▸ Exercise directions: Copy the records below exactly as they appear.

▸ Record list:
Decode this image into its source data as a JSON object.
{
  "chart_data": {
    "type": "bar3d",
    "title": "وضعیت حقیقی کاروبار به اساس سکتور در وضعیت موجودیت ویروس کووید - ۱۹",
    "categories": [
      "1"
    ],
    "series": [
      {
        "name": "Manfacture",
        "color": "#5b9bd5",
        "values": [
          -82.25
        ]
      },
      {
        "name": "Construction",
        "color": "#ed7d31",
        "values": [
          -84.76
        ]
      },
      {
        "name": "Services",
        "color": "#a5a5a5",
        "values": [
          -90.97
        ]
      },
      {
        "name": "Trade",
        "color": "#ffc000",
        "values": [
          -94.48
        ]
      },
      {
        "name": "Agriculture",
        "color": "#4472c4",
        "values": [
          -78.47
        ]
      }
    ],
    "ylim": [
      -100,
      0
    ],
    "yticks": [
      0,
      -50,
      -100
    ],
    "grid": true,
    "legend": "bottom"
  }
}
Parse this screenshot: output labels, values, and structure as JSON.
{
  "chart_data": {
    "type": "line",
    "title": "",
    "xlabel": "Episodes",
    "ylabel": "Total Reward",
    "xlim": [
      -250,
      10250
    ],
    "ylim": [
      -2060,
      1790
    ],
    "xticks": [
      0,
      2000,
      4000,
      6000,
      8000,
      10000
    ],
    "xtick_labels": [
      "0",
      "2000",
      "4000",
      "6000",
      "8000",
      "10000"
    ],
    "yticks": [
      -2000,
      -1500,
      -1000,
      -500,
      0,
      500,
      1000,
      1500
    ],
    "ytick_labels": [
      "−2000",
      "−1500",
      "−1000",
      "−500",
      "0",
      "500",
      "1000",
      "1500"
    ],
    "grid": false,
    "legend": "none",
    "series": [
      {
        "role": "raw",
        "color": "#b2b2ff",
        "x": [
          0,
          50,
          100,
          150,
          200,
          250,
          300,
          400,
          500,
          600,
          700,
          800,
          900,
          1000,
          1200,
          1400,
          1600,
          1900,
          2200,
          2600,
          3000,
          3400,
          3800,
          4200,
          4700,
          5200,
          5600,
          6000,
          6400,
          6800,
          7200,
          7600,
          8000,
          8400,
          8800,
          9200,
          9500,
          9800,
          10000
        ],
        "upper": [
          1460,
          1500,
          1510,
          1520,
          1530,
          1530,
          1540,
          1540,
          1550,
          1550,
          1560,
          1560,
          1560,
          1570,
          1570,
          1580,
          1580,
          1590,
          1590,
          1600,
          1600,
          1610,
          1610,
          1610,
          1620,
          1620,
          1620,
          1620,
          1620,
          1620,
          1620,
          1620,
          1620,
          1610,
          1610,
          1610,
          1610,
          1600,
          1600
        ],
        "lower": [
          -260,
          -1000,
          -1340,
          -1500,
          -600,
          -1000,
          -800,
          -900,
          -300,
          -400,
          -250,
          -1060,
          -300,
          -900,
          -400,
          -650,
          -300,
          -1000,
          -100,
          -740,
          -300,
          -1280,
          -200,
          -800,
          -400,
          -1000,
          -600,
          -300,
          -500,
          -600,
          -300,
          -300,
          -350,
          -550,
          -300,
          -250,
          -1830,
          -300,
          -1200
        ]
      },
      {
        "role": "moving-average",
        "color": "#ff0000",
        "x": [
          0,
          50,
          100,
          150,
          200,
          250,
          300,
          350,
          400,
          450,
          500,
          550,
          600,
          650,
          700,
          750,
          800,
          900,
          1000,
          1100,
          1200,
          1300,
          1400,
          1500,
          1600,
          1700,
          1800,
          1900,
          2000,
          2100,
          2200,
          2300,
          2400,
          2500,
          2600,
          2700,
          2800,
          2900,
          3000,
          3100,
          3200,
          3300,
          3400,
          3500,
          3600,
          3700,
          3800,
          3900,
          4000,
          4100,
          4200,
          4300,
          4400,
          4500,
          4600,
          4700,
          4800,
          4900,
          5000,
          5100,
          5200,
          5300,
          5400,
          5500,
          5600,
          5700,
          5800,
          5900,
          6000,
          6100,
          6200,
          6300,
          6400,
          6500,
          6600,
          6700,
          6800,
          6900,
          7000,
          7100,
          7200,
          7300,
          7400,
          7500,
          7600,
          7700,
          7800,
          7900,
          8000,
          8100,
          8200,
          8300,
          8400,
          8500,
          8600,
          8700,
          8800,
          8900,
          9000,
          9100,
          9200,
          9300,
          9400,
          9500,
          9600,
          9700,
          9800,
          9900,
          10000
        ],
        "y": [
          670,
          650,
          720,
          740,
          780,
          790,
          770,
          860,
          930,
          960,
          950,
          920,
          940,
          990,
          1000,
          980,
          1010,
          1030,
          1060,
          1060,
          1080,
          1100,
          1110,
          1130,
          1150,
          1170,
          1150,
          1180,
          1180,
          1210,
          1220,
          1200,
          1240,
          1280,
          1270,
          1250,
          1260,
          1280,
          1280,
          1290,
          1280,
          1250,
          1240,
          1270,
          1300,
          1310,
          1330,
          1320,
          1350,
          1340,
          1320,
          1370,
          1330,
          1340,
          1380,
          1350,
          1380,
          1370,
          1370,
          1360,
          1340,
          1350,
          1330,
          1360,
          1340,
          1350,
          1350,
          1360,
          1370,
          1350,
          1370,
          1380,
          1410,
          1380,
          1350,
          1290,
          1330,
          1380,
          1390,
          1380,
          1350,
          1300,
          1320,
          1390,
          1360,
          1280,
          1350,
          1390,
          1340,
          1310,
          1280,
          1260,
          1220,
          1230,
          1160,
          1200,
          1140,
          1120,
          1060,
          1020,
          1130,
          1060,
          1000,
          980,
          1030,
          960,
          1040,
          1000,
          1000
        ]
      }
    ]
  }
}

▸ Finished answer:
Decode this image into its source data as a JSON object.
{
  "chart_data": {
    "type": "bar3d",
    "title": "وضعیت حقیقی کاروبار به اساس سکتور در وضعیت موجودیت ویروس کووید - ۱۹",
    "categories": [
      "1"
    ],
    "series": [
      {
        "name": "Manfacture",
        "color": "#5b9bd5",
        "values": [
          -82.25
        ]
      },
      {
        "name": "Construction",
        "color": "#ed7d31",
        "values": [
          -84.76
        ]
      },
      {
        "name": "Services",
        "color": "#a5a5a5",
        "values": [
          -90.97
        ]
      },
      {
        "name": "Trade",
        "color": "#ffc000",
        "values": [
          -94.48
        ]
      },
      {
        "name": "Agriculture",
        "color": "#4472c4",
        "values": [
          -78.47
        ]
      }
    ],
    "ylim": [
      -100,
      0
    ],
    "yticks": [
      0,
      -50,
      -100
    ],
    "grid": true,
    "legend": "bottom"
  }
}
Parse this screenshot: output labels, values, and structure as JSON.
{
  "chart_data": {
    "type": "line",
    "title": "",
    "xlabel": "Episodes",
    "ylabel": "Total Reward",
    "xlim": [
      -250,
      10250
    ],
    "ylim": [
      -2060,
      1790
    ],
    "xticks": [
      0,
      2000,
      4000,
      6000,
      8000,
      10000
    ],
    "xtick_labels": [
      "0",
      "2000",
      "4000",
      "6000",
      "8000",
      "10000"
    ],
    "yticks": [
      -2000,
      -1500,
      -1000,
      -500,
      0,
      500,
      1000,
      1500
    ],
    "ytick_labels": [
      "−2000",
      "−1500",
      "−1000",
      "−500",
      "0",
      "500",
      "1000",
      "1500"
    ],
    "grid": false,
    "legend": "none",
    "series": [
      {
        "role": "raw",
        "color": "#b2b2ff",
        "x": [
          0,
          50,
          100,
          150,
          200,
          250,
          300,
          400,
          500,
          600,
          700,
          800,
          900,
          1000,
          1200,
          1400,
          1600,
          1900,
          2200,
          2600,
          3000,
          3400,
          3800,
          4200,
          4700,
          5200,
          5600,
          6000,
          6400,
          6800,
          7200,
          7600,
          8000,
          8400,
          8800,
          9200,
          9500,
          9800,
          10000
        ],
        "upper": [
          1460,
          1500,
          1510,
          1520,
          1530,
          1530,
          1540,
          1540,
          1550,
          1550,
          1560,
          1560,
          1560,
          1570,
          1570,
          1580,
          1580,
          1590,
          1590,
          1600,
          1600,
          1610,
          1610,
          1610,
          1620,
          1620,
          1620,
          1620,
          1620,
          1620,
          1620,
          1620,
          1620,
          1610,
          1610,
          1610,
          1610,
          1600,
          1600
        ],
        "lower": [
          -260,
          -1000,
          -1340,
          -1500,
          -600,
          -1000,
          -800,
          -900,
          -300,
          -400,
          -250,
          -1060,
          -300,
          -900,
          -400,
          -650,
          -300,
          -1000,
          -100,
          -740,
          -300,
          -1280,
          -200,
          -800,
          -400,
          -1000,
          -600,
          -300,
          -500,
          -600,
          -300,
          -300,
          -350,
          -550,
          -300,
          -250,
          -1830,
          -300,
          -1200
        ]
      },
      {
        "role": "moving-average",
        "color": "#ff0000",
        "x": [
          0,
          50,
          100,
          150,
          200,
          250,
          300,
          350,
          400,
          450,
          500,
          550,
          600,
          650,
          700,
          750,
          800,
          900,
          1000,
          1100,
          1200,
          1300,
          1400,
          1500,
          1600,
          1700,
          1800,
          1900,
          2000,
          2100,
          2200,
          2300,
          2400,
          2500,
          2600,
          2700,
          2800,
          2900,
          3000,
          3100,
          3200,
          3300,
          3400,
          3500,
          3600,
          3700,
          3800,
          3900,
          4000,
          4100,
          4200,
          4300,
          4400,
          4500,
          4600,
          4700,
          4800,
          4900,
          5000,
          5100,
          5200,
          5300,
          5400,
          5500,
          5600,
          5700,
          5800,
          5900,
          6000,
          6100,
          6200,
          6300,
          6400,
          6500,
          6600,
          6700,
          6800,
          6900,
          7000,
          7100,
          7200,
          7300,
          7400,
          7500,
          7600,
          7700,
          7800,
          7900,
          8000,
          8100,
          8200,
          8300,
          8400,
          8500,
          8600,
          8700,
          8800,
          8900,
          9000,
          9100,
          9200,
          9300,
          9400,
          9500,
          9600,
          9700,
          9800,
          9900,
          10000
        ],
        "y": [
          670,
          650,
          720,
          740,
          780,
          790,
          770,
          860,
          930,
          960,
          950,
          920,
          940,
          990,
          1000,
          980,
          1010,
          1030,
          1060,
          1060,
          1080,
          1100,
          1110,
          1130,
          1150,
          1170,
          1150,
          1180,
          1180,
          1210,
          1220,
          1200,
          1240,
          1280,
          1270,
          1250,
          1260,
          1280,
          1280,
          1290,
          1280,
          1250,
          1240,
          1270,
          1300,
          1310,
          1330,
          1320,
          1350,
          1340,
          1320,
          1370,
          1330,
          1340,
          1380,
          1350,
          1380,
          1370,
          1370,
          1360,
          1340,
          1350,
          1330,
          1360,
          1340,
          1350,
          1350,
          1360,
          1370,
          1350,
          1370,
          1380,
          1410,
          1380,
          1350,
          1290,
          1330,
          1380,
          1390,
          1380,
          1350,
          1300,
          1320,
          1390,
          1360,
          1280,
          1350,
          1390,
          1340,
          1310,
          1280,
          1260,
          1220,
          1230,
          1160,
          1200,
          1140,
          1120,
          1060,
          1020,
          1130,
          1060,
          1000,
          980,
          1030,
          960,
          1040,
          1000,
          1000
        ]
      }
    ]
  }
}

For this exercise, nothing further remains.